GIVEN EXERCISE: Write the data out again exactly, with no pictures.

+++ EXTRACTED ENTRIES +++

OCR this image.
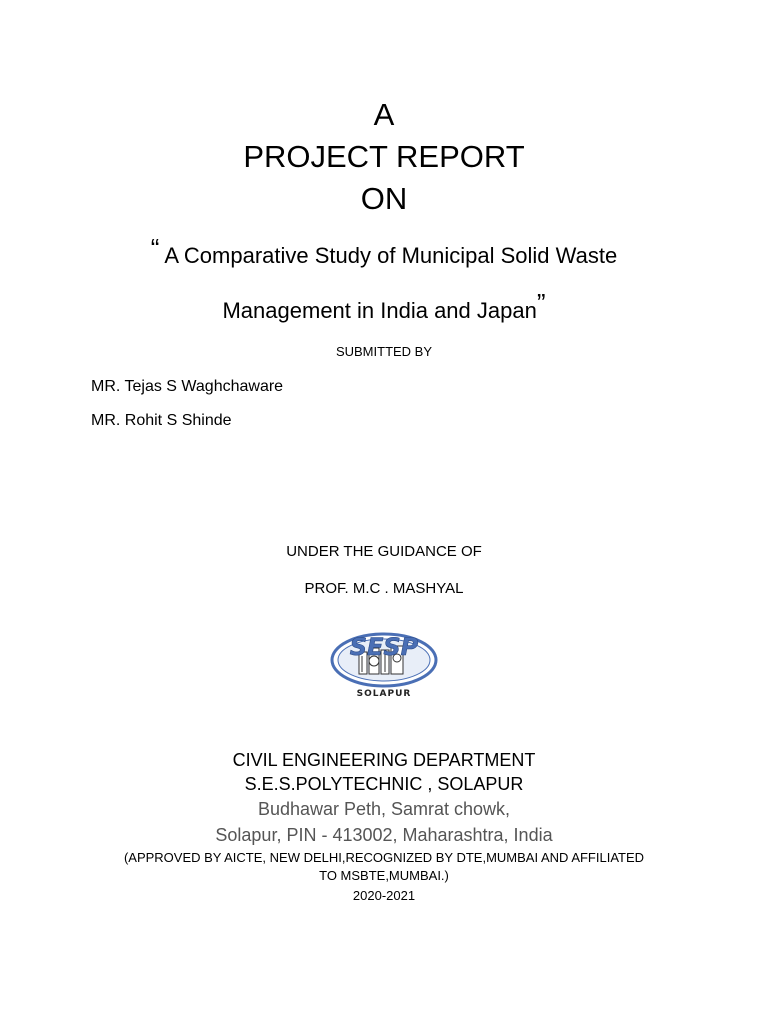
A
PROJECT REPORT
ON
“ A Comparative Study of Municipal Solid Waste
Management in India and Japan”
SUBMITTED BY
MR. Tejas S Waghchaware
MR. Rohit S Shinde
UNDER THE GUIDANCE OF
PROF. M.C . MASHYAL
SESP
SOLAPUR
CIVIL ENGINEERING DEPARTMENT
S.E.S.POLYTECHNIC , SOLAPUR
Budhawar Peth, Samrat chowk,
Solapur, PIN - 413002, Maharashtra, India
(APPROVED BY AICTE, NEW DELHI,RECOGNIZED BY DTE,MUMBAI AND AFFILIATED
TO MSBTE,MUMBAI.)
2020-2021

+++

SOLUTION TO THE PROBLEM:
OCR this image.
A
PROJECT REPORT
ON
“ A Comparative Study of Municipal Solid Waste
Management in India and Japan”
SUBMITTED BY
MR. Tejas S Waghchaware
MR. Rohit S Shinde
UNDER THE GUIDANCE OF
PROF. M.C . MASHYAL
SESP
SOLAPUR
CIVIL ENGINEERING DEPARTMENT
S.E.S.POLYTECHNIC , SOLAPUR
Budhawar Peth, Samrat chowk,
Solapur, PIN - 413002, Maharashtra, India
(APPROVED BY AICTE, NEW DELHI,RECOGNIZED BY DTE,MUMBAI AND AFFILIATED
TO MSBTE,MUMBAI.)
2020-2021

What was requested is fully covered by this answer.